**WRITTEN REQUEST:** Determine which lines of the records include the word "name", and copy them.

**ENTRIES:**

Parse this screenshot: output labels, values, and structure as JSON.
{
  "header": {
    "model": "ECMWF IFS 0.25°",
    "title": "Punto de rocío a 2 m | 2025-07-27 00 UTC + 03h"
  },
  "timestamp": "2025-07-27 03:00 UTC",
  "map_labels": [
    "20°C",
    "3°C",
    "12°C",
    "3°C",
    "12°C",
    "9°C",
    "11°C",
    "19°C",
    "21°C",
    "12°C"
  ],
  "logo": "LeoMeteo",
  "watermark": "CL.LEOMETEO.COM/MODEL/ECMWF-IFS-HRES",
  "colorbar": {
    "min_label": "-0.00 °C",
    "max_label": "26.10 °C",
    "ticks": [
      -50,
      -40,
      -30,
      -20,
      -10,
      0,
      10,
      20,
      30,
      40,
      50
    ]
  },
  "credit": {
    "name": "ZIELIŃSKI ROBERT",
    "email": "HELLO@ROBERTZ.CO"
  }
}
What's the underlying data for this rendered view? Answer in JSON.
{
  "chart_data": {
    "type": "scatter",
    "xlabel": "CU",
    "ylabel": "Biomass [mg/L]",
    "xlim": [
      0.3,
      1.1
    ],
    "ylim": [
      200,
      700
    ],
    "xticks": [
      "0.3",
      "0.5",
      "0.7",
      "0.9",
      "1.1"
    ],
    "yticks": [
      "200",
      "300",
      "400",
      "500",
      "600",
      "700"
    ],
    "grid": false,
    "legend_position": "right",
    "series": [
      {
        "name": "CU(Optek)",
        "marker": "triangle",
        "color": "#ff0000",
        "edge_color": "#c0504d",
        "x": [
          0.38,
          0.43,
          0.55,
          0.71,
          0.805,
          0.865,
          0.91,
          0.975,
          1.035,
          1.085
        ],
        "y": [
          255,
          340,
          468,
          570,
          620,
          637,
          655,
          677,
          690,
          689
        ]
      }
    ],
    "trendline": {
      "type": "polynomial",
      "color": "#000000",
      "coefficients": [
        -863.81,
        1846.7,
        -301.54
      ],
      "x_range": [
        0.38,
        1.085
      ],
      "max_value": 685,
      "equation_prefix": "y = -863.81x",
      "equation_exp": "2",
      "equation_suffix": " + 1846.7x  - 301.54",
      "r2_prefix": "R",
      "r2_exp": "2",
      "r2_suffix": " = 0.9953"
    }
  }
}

**TASK SOLUTION:**
    "name": "ZIELIŃSKI ROBERT",
        "name": "CU(Optek)",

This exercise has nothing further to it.